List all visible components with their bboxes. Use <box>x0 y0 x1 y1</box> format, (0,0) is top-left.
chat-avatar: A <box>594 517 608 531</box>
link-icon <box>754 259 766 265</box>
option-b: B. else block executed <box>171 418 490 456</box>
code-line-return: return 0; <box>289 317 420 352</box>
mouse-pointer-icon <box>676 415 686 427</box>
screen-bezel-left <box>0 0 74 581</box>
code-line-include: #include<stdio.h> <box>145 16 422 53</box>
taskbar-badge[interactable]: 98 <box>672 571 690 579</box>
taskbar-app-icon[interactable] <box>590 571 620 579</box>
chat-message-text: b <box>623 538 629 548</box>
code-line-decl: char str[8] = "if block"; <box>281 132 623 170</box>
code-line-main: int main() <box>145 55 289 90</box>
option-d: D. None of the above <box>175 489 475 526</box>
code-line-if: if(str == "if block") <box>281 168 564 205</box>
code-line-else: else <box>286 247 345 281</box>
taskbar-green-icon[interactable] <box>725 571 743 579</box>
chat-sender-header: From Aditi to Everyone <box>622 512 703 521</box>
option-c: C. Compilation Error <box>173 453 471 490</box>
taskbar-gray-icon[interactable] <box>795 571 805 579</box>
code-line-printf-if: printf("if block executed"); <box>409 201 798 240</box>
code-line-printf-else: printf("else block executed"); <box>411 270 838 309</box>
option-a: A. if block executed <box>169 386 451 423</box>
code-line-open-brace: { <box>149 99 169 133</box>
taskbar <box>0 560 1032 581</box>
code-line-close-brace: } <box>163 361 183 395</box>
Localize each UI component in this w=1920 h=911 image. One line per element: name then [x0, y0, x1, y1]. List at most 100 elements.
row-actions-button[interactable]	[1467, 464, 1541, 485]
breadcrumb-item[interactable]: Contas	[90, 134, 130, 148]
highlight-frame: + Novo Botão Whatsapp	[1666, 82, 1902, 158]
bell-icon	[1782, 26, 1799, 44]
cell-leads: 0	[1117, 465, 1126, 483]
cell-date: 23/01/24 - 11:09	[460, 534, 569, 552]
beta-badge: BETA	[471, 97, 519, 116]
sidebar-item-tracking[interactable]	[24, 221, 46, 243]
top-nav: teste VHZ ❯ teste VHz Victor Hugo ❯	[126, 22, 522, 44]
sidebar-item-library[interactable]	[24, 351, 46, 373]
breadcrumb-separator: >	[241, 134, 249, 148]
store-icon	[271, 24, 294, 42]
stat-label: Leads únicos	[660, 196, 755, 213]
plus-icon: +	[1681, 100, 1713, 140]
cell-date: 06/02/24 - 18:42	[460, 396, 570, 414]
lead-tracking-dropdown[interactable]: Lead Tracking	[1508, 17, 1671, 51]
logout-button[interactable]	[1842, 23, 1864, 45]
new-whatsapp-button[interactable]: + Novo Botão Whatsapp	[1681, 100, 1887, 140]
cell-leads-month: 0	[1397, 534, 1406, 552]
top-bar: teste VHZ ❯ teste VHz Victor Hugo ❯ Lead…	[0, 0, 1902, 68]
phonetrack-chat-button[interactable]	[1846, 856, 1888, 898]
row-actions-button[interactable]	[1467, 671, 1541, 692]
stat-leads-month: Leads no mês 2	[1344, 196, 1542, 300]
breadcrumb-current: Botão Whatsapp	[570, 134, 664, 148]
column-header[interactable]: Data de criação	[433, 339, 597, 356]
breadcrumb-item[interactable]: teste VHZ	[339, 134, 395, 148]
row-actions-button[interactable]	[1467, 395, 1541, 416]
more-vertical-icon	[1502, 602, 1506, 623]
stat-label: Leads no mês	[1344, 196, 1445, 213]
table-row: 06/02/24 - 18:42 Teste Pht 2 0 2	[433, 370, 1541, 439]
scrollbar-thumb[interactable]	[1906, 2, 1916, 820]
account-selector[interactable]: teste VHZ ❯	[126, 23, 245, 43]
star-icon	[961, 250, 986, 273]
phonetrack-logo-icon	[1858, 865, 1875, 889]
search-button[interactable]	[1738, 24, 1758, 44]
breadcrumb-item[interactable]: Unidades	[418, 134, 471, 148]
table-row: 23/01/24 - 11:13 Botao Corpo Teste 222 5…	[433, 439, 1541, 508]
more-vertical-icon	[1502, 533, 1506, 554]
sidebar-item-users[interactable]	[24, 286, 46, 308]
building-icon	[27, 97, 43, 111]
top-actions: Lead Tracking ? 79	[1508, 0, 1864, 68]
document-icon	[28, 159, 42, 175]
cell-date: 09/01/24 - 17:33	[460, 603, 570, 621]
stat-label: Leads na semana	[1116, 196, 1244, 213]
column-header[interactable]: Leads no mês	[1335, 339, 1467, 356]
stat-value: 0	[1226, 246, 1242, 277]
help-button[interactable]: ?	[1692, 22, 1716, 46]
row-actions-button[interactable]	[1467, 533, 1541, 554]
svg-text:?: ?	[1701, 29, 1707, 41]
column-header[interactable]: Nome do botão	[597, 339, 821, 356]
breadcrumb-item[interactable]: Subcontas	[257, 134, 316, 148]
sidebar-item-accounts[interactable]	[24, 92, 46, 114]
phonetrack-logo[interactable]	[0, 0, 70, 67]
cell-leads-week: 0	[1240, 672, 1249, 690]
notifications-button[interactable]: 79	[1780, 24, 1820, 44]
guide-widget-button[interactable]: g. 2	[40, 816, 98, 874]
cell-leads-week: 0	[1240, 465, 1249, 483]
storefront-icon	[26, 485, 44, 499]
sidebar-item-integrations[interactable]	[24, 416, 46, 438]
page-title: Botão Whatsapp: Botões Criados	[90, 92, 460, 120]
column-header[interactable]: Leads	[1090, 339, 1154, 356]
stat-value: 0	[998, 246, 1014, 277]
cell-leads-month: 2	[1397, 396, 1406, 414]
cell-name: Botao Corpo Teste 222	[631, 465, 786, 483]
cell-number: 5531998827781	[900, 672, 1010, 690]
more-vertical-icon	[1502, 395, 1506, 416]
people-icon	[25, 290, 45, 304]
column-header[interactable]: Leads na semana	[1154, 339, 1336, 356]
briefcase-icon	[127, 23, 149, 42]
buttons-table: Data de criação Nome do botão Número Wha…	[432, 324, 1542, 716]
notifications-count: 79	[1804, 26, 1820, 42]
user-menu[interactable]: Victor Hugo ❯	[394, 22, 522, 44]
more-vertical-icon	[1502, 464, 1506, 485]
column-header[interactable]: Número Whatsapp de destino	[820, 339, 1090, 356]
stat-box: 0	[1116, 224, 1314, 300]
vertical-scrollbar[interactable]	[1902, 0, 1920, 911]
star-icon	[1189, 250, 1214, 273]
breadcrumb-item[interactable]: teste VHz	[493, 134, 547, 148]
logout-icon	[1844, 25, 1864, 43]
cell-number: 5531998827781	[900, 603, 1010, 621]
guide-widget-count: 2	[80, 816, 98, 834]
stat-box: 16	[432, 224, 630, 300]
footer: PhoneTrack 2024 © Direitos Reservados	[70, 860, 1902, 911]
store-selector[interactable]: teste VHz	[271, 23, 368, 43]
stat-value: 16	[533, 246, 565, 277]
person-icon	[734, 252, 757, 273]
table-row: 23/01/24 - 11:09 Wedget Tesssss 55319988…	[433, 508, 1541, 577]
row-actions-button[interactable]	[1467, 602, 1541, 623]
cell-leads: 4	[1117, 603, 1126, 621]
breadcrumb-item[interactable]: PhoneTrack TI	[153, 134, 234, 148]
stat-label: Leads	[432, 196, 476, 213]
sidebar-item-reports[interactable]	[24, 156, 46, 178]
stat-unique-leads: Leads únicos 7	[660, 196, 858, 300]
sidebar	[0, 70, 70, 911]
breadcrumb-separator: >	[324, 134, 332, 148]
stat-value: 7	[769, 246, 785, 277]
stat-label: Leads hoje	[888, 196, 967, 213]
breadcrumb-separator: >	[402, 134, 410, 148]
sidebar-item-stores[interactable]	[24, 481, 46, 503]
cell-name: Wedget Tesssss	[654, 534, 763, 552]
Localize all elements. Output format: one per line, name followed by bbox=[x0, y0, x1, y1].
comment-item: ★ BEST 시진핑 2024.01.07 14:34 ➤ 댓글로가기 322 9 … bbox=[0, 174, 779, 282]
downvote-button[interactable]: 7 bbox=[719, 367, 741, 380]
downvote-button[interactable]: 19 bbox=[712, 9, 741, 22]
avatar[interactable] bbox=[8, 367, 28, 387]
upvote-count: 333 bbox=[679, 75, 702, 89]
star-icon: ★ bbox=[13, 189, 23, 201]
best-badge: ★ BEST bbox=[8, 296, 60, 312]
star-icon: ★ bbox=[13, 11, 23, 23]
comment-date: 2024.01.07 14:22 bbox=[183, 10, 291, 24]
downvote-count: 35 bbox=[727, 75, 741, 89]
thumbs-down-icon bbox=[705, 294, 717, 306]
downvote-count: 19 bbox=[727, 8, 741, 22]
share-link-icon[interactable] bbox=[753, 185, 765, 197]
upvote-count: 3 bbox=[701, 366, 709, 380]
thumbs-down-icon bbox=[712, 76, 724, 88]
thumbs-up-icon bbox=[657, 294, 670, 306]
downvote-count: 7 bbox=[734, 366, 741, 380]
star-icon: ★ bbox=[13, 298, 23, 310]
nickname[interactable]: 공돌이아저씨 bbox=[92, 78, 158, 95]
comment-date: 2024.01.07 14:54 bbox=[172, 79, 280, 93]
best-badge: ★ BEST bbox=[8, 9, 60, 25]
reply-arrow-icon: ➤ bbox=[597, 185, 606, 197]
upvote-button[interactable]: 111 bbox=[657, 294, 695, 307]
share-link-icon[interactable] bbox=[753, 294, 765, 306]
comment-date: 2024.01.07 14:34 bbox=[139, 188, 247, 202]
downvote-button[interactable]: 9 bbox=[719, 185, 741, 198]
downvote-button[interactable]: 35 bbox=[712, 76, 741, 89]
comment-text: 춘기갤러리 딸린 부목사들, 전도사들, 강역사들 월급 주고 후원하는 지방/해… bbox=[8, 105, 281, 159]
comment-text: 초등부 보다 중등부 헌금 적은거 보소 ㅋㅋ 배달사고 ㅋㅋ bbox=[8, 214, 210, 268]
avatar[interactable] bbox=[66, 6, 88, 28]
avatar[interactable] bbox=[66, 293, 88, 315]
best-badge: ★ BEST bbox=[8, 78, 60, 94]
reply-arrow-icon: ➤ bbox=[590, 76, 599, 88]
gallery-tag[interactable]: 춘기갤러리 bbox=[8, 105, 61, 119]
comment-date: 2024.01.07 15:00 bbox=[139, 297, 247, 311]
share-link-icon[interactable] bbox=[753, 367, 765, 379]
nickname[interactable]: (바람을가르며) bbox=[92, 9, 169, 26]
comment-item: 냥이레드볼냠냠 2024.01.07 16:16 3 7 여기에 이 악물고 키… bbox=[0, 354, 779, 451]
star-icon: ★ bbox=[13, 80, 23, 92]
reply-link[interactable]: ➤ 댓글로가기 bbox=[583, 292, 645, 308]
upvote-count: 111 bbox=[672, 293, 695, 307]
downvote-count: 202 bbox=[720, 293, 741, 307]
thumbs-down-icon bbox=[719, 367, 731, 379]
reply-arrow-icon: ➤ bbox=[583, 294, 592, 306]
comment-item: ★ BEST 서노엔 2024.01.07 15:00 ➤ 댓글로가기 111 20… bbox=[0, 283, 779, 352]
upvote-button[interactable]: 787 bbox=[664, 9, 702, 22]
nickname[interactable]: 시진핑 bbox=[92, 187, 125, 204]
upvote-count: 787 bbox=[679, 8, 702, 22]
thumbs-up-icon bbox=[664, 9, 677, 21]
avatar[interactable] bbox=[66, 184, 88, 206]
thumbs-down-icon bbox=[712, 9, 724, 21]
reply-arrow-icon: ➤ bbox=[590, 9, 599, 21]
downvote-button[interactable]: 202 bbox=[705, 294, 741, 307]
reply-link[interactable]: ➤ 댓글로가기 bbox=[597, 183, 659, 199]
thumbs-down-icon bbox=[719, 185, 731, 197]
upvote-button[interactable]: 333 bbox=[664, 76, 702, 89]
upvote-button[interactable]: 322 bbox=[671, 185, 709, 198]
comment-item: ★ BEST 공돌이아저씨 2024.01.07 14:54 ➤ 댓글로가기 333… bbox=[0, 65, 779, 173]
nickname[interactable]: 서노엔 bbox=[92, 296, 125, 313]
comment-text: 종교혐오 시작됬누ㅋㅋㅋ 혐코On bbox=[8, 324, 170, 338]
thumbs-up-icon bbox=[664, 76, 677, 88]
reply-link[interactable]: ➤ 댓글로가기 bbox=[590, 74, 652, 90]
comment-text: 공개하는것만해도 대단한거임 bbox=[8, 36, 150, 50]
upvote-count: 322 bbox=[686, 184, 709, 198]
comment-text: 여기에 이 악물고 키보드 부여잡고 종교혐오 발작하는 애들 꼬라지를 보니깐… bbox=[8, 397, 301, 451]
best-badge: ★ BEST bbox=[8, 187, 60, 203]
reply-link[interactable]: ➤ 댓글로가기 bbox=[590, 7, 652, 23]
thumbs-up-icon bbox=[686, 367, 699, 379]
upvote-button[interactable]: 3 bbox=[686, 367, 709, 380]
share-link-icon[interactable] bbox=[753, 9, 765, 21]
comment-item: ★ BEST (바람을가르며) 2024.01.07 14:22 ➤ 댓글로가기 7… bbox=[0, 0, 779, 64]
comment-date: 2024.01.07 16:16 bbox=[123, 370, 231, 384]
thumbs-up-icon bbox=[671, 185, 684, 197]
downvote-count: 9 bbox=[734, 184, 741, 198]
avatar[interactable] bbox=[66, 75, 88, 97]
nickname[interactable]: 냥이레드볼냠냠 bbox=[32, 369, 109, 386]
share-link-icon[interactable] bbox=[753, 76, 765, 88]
# # # # #
# Task requirements:
Convert the data from its first line through the line containing "code-line-decl: char str[8]" into a JSON list of strings, one string per line, skipping any blank lines.

# Completed task:
[
  "List all visible components with their bboxes. Use <box>x0 y0 x1 y1</box> format, (0,0) is top-left.",
  "chat-avatar: A <box>594 517 608 531</box>",
  "link-icon <box>754 259 766 265</box>",
  "option-b: B. else block executed <box>171 418 490 456</box>",
  "code-line-return: return 0; <box>289 317 420 352</box>",
  "mouse-pointer-icon <box>676 415 686 427</box>",
  "screen-bezel-left <box>0 0 74 581</box>",
  "code-line-include: #include<stdio.h> <box>145 16 422 53</box>",
  "taskbar-badge[interactable]: 98 <box>672 571 690 579</box>",
  "taskbar-app-icon[interactable] <box>590 571 620 579</box>",
  "chat-message-text: b <box>623 538 629 548</box>",
  "code-line-decl: char str[8] = \"if block\"; <box>281 132 623 170</box>"
]